> Estratto selezionato:
#####
Da quanto sopra riportato è possibile trarre due differenti conclusioni, in base all’agire degli eredi del de cuius; in particolare, se gli eredi, successivamente al decesso, hanno comunicato agli uffici tributari il decesso, la notifica degli atti tributari emessi deve essere effettuata presso il domicilio fiscale comunicato; mentre nel caso in cui la comunicazione del decesso non fosse avvenuta, si applicherà quanto previsto dall’art. 65 del DPR 29 settembre 1973, n. 600 e quindi la comunicazione potrà essere effettuata agli eredi impersonalmente e collettivamente nell’ultimo domicilio del defunto.
In base a quanto sopra è possibile concludere che se la notificazione non è eseguita secondo le forme prescritte dalla legge, essa è invalida. Il legislatore ha individuato effetti differenti a seconda della gravità del vizio che invalida l’atto: nullità e inesistenza.


2.1 Nullità
Ai sensi dell’art. 160 c.p.c. “la notificazione è nulla se non sono osservate le disposizioni circa la persona alla quale deve essere consegnata la copia, o se vi è incertezza assoluta sulla persona a cui è fatta o sulla data, salva l’applicazione degli artt. 156 e 157 c.p.c.”.
#####
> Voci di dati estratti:
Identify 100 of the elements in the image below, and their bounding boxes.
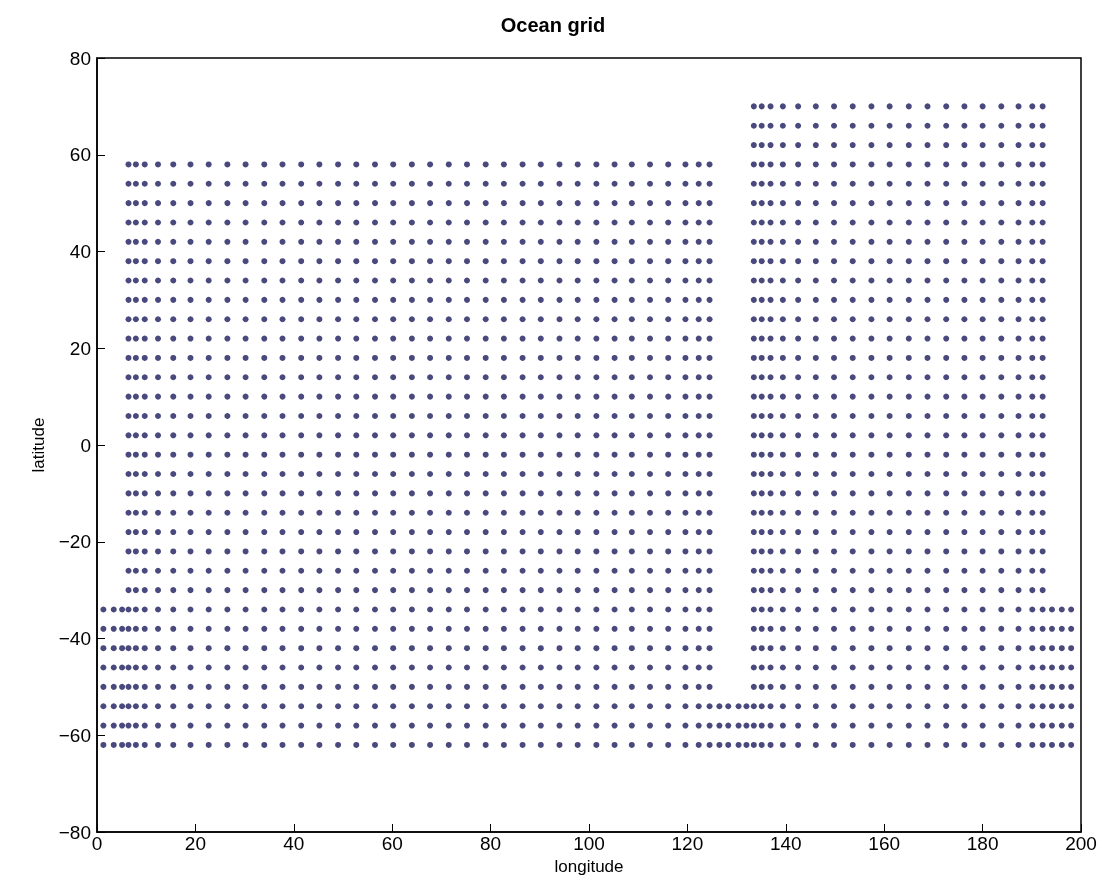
point	[482, 529, 489, 536]
point	[611, 219, 618, 226]
point	[1039, 142, 1046, 149]
point	[155, 451, 162, 458]
point	[1015, 548, 1022, 555]
point	[831, 335, 838, 342]
point	[463, 354, 470, 361]
point	[849, 412, 856, 419]
point	[298, 490, 305, 497]
point	[205, 529, 212, 536]
point	[979, 393, 986, 400]
point	[886, 238, 893, 245]
point	[961, 200, 968, 207]
x-tick-label: 200	[1065, 833, 1097, 854]
point	[408, 567, 415, 574]
point	[998, 625, 1005, 632]
point	[593, 219, 600, 226]
point	[868, 316, 875, 323]
point	[335, 432, 342, 439]
point	[611, 645, 618, 652]
point	[132, 606, 139, 613]
point	[961, 683, 968, 690]
point	[905, 606, 912, 613]
point	[611, 258, 618, 265]
y-tick-label: 40	[69, 241, 91, 262]
point	[1039, 471, 1046, 478]
point	[665, 567, 672, 574]
point	[224, 548, 231, 555]
point	[750, 451, 757, 458]
point	[261, 180, 268, 187]
point	[279, 683, 286, 690]
point	[886, 567, 893, 574]
point	[961, 664, 968, 671]
point	[886, 490, 893, 497]
y-tick-label: 0	[80, 434, 91, 456]
point	[187, 316, 194, 323]
point	[868, 258, 875, 265]
point	[537, 548, 544, 555]
point	[611, 412, 618, 419]
point	[390, 490, 397, 497]
point	[445, 432, 452, 439]
point	[556, 374, 563, 381]
point	[242, 316, 249, 323]
point	[647, 374, 654, 381]
point	[574, 548, 581, 555]
point	[537, 354, 544, 361]
point	[408, 161, 415, 168]
point	[556, 354, 563, 361]
point	[155, 625, 162, 632]
point	[427, 587, 434, 594]
point	[868, 103, 875, 110]
point	[695, 490, 702, 497]
point	[849, 161, 856, 168]
point	[155, 354, 162, 361]
point	[556, 509, 563, 516]
point	[335, 354, 342, 361]
point	[682, 625, 689, 632]
point	[125, 238, 132, 245]
point	[224, 219, 231, 226]
point	[779, 664, 786, 671]
point	[767, 219, 774, 226]
point	[261, 490, 268, 497]
point	[125, 296, 132, 303]
y-tick-label: 60	[69, 144, 91, 166]
point	[750, 122, 757, 129]
point	[519, 432, 526, 439]
point	[316, 277, 323, 284]
point	[812, 316, 819, 323]
point	[979, 354, 986, 361]
point	[750, 664, 757, 671]
point	[463, 432, 470, 439]
point	[961, 606, 968, 613]
point	[353, 258, 360, 265]
point	[279, 412, 286, 419]
y-tick-label: 20	[69, 337, 91, 359]
point	[943, 180, 950, 187]
point	[187, 645, 194, 652]
point	[224, 606, 231, 613]
point	[556, 200, 563, 207]
point	[1015, 161, 1022, 168]
point	[445, 548, 452, 555]
point	[279, 625, 286, 632]
point	[371, 393, 378, 400]
point	[695, 471, 702, 478]
point	[500, 354, 507, 361]
point	[261, 200, 268, 207]
point	[905, 645, 912, 652]
point	[812, 529, 819, 536]
point	[943, 471, 950, 478]
point	[758, 393, 765, 400]
point	[979, 200, 986, 207]
point	[924, 567, 931, 574]
point	[831, 625, 838, 632]
point	[261, 316, 268, 323]
point	[795, 335, 802, 342]
point	[758, 587, 765, 594]
point	[647, 587, 654, 594]
point	[998, 238, 1005, 245]
point	[242, 587, 249, 594]
point	[463, 548, 470, 555]
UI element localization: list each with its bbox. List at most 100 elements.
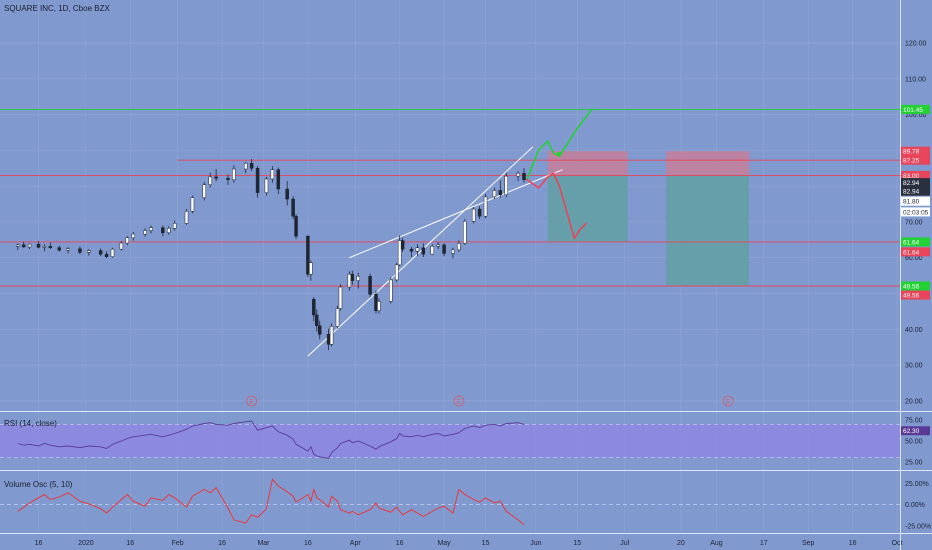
x-tick-label: 16	[849, 540, 857, 547]
x-tick-label: Jun	[530, 540, 541, 547]
candle-down	[294, 215, 298, 237]
rsi-panel[interactable]	[0, 420, 900, 460]
y-tick-label: 40.00	[905, 327, 923, 334]
take-profit-zone	[666, 175, 750, 286]
vol-tick-label: 25.00%	[905, 481, 929, 488]
candle-down	[276, 169, 281, 190]
price-label-box	[901, 178, 930, 188]
candle-up	[329, 326, 334, 345]
volume-osc-title: Volume Osc (5, 10)	[4, 480, 73, 489]
rsi-title: RSI (14, close)	[4, 419, 57, 428]
candle-up	[338, 286, 343, 309]
candle-up	[516, 173, 520, 177]
candle-up	[309, 262, 313, 275]
earnings-marker-label: E	[249, 398, 254, 405]
candle-up	[356, 276, 360, 281]
price-label-box	[901, 196, 930, 206]
candle-up	[394, 264, 399, 281]
projection-arrow-marker	[556, 152, 563, 158]
candle-up	[492, 190, 497, 198]
price-label-box	[901, 247, 930, 257]
candle-up	[232, 168, 236, 180]
candle-up	[167, 228, 171, 233]
candle-up	[119, 242, 124, 250]
candle-down	[317, 325, 322, 335]
x-tick-label: 16	[396, 540, 404, 547]
x-tick-label: Oct	[892, 540, 903, 547]
candle-down	[315, 314, 319, 326]
candle-up	[149, 227, 153, 231]
candle-down	[104, 253, 109, 257]
price-label-text: 49.56	[903, 283, 920, 290]
candle-down	[374, 293, 378, 311]
candle-up	[42, 246, 47, 248]
x-tick-label: 20	[677, 540, 685, 547]
price-label-text: 61.64	[903, 249, 920, 256]
rsi-value-text: 62.30	[903, 428, 920, 435]
price-label-text: 81.80	[903, 199, 920, 206]
rsi-tick-label: 75.00	[905, 418, 923, 425]
price-label-box	[901, 186, 930, 196]
candle-up	[504, 175, 508, 196]
price-label-box	[901, 237, 930, 247]
price-label-text: 49.56	[903, 292, 920, 299]
price-label-text: 02:03:05	[903, 209, 929, 216]
earnings-marker	[246, 395, 258, 407]
stop-loss-zone	[547, 151, 628, 176]
y-tick-label: 110.00	[905, 76, 926, 83]
candle-up	[110, 248, 115, 257]
x-tick-label: Sep	[802, 540, 815, 547]
volume-osc-line	[17, 478, 525, 526]
price-label-text: 83.00	[903, 173, 920, 180]
candle-down	[306, 236, 310, 275]
candle-up	[451, 249, 455, 254]
chart-title: SQUARE INC, 1D, Cboe BZX	[4, 4, 110, 13]
candle-up	[66, 248, 70, 251]
stop-loss-zone	[666, 151, 750, 176]
candle-down	[226, 178, 230, 180]
rsi-band	[0, 424, 900, 458]
x-tick-label: 16	[35, 540, 43, 547]
candle-up	[457, 243, 461, 251]
x-tick-label: Mar	[257, 540, 270, 547]
candle-up	[483, 196, 488, 217]
price-label-box	[901, 146, 930, 156]
volume-osc-panel[interactable]	[0, 478, 900, 526]
candle-up	[377, 301, 381, 311]
candle-up	[415, 247, 420, 252]
candle-up	[184, 210, 189, 224]
candle-up	[463, 220, 467, 244]
candle-up	[471, 208, 476, 222]
rsi-tick-label: 25.00	[905, 459, 923, 466]
bullish-projection-path	[526, 108, 593, 181]
earnings-marker	[722, 395, 734, 407]
candle-down	[312, 298, 316, 316]
candle-up	[264, 178, 269, 193]
candle-down	[255, 168, 260, 193]
x-tick-label: 16	[218, 540, 226, 547]
price-label-text: 61.64	[903, 239, 920, 246]
candle-up	[27, 243, 32, 248]
price-label-text: 89.78	[903, 149, 920, 156]
candle-down	[48, 246, 53, 248]
y-tick-label: 120.00	[905, 41, 927, 48]
x-tick-label: May	[437, 540, 451, 547]
candle-down	[98, 250, 103, 255]
candle-down	[78, 248, 82, 253]
candle-down	[214, 176, 218, 179]
candle-up	[270, 169, 275, 180]
candle-up	[131, 233, 135, 238]
candle-up	[208, 176, 212, 185]
price-label-box	[901, 281, 930, 291]
x-tick-label: 16	[126, 540, 134, 547]
y-tick-label: 30.00	[905, 363, 923, 370]
candle-down	[249, 163, 254, 169]
candle-down	[161, 227, 165, 233]
candle-down	[350, 273, 355, 281]
candle-down	[409, 248, 414, 252]
earnings-marker	[453, 395, 465, 407]
candle-up	[436, 244, 440, 247]
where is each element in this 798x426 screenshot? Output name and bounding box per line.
#####
> Istruzione scritta A: Elenca tutti gli articoli di legge citati nell'estratto, ognuno con la fonte normativa a cui appartiene.
> Istruzione scritta B:
Per favore, rispondi in base all'estratto:
(i) Dove va effettuata la notifica degli atti tributari se gli eredi hanno comunicato il decesso agli uffici tributari?
(ii) Quali effetti ha individuato il legislatore a seconda della gravità del vizio che invalida l'atto?
(iii) Secondo l'art. 160 c.p.c., su quali elementi un'incertezza assoluta rende nulla la notificazione?

> Risposta completa A:
- art. 65 del DPR 29 settembre 1973, n. 600
- art. 160 c.p.c.
- art. 156 c.p.c.
- art. 157 c.p.c.

> Risposta completa B:
(i) Presso il domicilio fiscale comunicato.
(ii) Nullità e inesistenza.
(iii) Sulla persona a cui è fatta o sulla data.